**Istruzione 1:** Riscrivi il tratto dell'elenco che va dal suo inizio fino alla riga con "description-line: 以鱼骨战斗，借此幸存了下来。 —", entrambe incluse, sostituendo "description-line" con "riga-descrizione" e senza cambiare nient'altro.

La via della "decostituzionalizzazione", già evidente nelle proposte di riforma della giustizia, si fa sempre più scivolosa, può portare ad un vero disordine giuridico. Considerate solo una ipotesi. L´annunciata riforma dell´articolo 41 non viene approvata in Parlamento o è bocciata dal voto dei cittadini, come accadde nel 2006 quando più di sedici milioni di italiani dissero di no alla riforma costituzionale del centrodestra.
A questo punto l´"attesa" sarebbe finita e, mancando il necessario appiglio costituzionale, verrebbe travolta l´intera nuova impalcatura giuridica approvata nel frattempo da Stato e sistema delle autonomie. E, al di là di questa ipotesi estrema, l´arbitrio del legislatore potrebbe già essere censurato dalla Corte costituzionale, alla quale è possibile che si rivolgano enti locali rispettosi della Costituzione vigente. Per evitare disastri del genere, un Parlamento serio dovrebbe cancellare quelle norme.

**Dati forniti:**
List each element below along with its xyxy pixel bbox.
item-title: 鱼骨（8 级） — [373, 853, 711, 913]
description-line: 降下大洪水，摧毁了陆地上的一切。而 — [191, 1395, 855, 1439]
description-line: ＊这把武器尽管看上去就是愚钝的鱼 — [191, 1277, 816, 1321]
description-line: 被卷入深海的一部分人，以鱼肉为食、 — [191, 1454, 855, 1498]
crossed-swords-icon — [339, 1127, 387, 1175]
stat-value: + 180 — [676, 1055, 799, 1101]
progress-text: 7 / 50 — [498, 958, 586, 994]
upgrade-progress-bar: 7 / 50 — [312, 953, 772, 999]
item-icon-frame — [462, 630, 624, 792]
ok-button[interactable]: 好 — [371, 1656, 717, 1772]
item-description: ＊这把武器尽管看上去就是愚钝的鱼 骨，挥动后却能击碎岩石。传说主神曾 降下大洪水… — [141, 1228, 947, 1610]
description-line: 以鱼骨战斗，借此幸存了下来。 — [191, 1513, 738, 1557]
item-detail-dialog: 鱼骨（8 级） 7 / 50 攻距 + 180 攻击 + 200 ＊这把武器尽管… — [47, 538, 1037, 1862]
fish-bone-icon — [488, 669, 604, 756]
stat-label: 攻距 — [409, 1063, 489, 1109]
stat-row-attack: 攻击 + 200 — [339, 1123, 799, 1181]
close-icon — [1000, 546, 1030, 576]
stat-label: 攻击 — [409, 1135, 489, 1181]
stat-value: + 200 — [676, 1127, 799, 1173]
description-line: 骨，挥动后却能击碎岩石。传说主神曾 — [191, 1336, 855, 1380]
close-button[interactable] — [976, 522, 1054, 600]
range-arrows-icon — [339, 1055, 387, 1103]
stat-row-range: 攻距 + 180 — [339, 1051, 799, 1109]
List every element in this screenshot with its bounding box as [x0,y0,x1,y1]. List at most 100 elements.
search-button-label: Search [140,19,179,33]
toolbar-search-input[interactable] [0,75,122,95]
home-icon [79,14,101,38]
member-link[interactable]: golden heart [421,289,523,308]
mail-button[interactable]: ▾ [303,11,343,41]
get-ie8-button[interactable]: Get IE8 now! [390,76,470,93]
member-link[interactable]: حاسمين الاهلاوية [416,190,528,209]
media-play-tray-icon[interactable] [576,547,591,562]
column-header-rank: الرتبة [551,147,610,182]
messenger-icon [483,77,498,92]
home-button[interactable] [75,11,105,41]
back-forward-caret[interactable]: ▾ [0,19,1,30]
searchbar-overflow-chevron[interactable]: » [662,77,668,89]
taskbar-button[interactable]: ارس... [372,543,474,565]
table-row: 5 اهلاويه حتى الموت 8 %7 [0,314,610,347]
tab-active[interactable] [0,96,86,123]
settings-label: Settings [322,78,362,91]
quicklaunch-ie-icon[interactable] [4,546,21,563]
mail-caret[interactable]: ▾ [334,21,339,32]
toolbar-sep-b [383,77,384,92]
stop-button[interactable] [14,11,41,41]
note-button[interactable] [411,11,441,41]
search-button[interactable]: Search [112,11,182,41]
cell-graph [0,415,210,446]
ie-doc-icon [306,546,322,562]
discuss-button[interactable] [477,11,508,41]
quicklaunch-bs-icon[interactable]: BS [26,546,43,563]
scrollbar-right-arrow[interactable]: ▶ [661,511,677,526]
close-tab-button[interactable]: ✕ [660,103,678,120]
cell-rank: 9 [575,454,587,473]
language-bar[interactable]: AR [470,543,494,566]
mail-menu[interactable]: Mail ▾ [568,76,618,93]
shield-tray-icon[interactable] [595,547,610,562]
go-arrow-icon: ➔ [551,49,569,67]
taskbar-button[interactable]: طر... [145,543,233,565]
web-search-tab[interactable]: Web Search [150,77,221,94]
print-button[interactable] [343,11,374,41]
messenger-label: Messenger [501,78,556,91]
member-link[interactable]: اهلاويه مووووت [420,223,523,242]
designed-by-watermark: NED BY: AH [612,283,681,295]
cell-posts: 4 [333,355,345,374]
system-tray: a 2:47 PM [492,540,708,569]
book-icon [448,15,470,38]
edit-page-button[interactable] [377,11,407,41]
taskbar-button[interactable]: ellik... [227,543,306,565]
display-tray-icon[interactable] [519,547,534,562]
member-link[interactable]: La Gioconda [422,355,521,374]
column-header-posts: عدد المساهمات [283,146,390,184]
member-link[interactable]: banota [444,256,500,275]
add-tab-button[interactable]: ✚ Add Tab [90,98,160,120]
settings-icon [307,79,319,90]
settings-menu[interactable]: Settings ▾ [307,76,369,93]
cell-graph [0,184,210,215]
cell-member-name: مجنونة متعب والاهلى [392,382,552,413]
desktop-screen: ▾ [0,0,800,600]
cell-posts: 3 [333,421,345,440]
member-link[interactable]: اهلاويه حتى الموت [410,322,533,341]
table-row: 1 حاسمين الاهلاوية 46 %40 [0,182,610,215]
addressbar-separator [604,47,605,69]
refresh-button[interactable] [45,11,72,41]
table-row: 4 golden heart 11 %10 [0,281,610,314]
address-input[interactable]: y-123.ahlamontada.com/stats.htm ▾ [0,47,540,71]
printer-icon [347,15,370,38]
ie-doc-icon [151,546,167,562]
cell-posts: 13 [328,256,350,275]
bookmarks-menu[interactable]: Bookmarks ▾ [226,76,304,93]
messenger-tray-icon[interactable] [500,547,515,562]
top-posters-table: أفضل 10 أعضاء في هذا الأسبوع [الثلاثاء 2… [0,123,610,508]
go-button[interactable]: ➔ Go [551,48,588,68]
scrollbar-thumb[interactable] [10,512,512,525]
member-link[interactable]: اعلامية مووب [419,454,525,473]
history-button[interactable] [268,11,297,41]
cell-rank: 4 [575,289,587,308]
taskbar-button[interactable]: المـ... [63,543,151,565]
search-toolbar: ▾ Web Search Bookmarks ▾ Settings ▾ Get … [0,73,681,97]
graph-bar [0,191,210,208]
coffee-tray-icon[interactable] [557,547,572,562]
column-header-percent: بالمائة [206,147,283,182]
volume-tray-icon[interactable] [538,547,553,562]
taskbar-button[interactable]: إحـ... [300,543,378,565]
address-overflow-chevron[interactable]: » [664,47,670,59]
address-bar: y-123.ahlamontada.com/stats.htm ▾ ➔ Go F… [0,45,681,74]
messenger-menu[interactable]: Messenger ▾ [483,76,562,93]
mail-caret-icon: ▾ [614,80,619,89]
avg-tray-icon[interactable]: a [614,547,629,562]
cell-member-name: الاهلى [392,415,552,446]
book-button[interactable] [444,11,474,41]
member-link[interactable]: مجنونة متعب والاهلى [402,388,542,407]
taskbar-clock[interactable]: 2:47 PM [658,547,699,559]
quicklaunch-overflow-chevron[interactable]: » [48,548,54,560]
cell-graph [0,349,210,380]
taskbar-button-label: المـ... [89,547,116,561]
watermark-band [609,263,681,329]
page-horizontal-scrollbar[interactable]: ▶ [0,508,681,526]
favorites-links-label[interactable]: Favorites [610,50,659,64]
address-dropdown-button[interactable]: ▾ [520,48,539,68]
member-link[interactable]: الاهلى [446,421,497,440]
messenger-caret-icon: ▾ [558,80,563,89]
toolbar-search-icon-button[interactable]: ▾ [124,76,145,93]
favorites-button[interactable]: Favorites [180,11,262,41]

**Istruzione 2:** Prosegui il brano sulla riforma dell'articolo 41 a partire dal punto in cui si ferma.

**Risultato dell'esercizio 1:**
List each element below along with its xyxy pixel bbox.
item-title: 鱼骨（8 级） — [373, 853, 711, 913]
riga-descrizione: 降下大洪水，摧毁了陆地上的一切。而 — [191, 1395, 855, 1439]
riga-descrizione: ＊这把武器尽管看上去就是愚钝的鱼 — [191, 1277, 816, 1321]
riga-descrizione: 被卷入深海的一部分人，以鱼肉为食、 — [191, 1454, 855, 1498]
crossed-swords-icon — [339, 1127, 387, 1175]
stat-value: + 180 — [676, 1055, 799, 1101]
progress-text: 7 / 50 — [498, 958, 586, 994]
upgrade-progress-bar: 7 / 50 — [312, 953, 772, 999]
item-icon-frame — [462, 630, 624, 792]
ok-button[interactable]: 好 — [371, 1656, 717, 1772]
item-description: ＊这把武器尽管看上去就是愚钝的鱼 骨，挥动后却能击碎岩石。传说主神曾 降下大洪水… — [141, 1228, 947, 1610]
riga-descrizione: 以鱼骨战斗，借此幸存了下来。 — [191, 1513, 738, 1557]

**Risultato dell'esercizio 2:**
Il predicato rigore finanziario finisce così con l´essere accompagnato da un irresponsabile lassismo istituzionale, le cui tracce nel decreto sono molte, figlie di improvvisazione e incultura. L´improvvisazione è stata resa clamorosamente evidente dai litigi scoppiati nella maggioranza, e le ipotesi di modifica sono tante che ben possiamo dire che il decreto all´esame del Senato è stato svuotato di ogni senso politico e istituzionale, è ridotto a un canovaccio sul quale nelle prossime settimane si svolgeranno prove di forza tra gruppi in conflitto.
L´incultura traspare in molte norme e nella discussione che le accompagna, dove quasi non v´è traccia di capacità di analizzare i difficili problemi da affrontare. Nel momento stesso in cui i contenuti del decreto venivano annunciati, Tito Boeri, con l´abituale sua nettezza, metteva in evidenza come la riforma dell´articolo 41 fosse un diversivo, perché le difficoltà dell´economia non potevano in alcun modo essergli imputate; e come l´introduzione nella Costituzione della regola del pareggio di bilancio determinasse una rigidità rischiosa, ricordando gli effetti negativi che un vincolo del genere aveva appena prodotto negli Stati Uniti.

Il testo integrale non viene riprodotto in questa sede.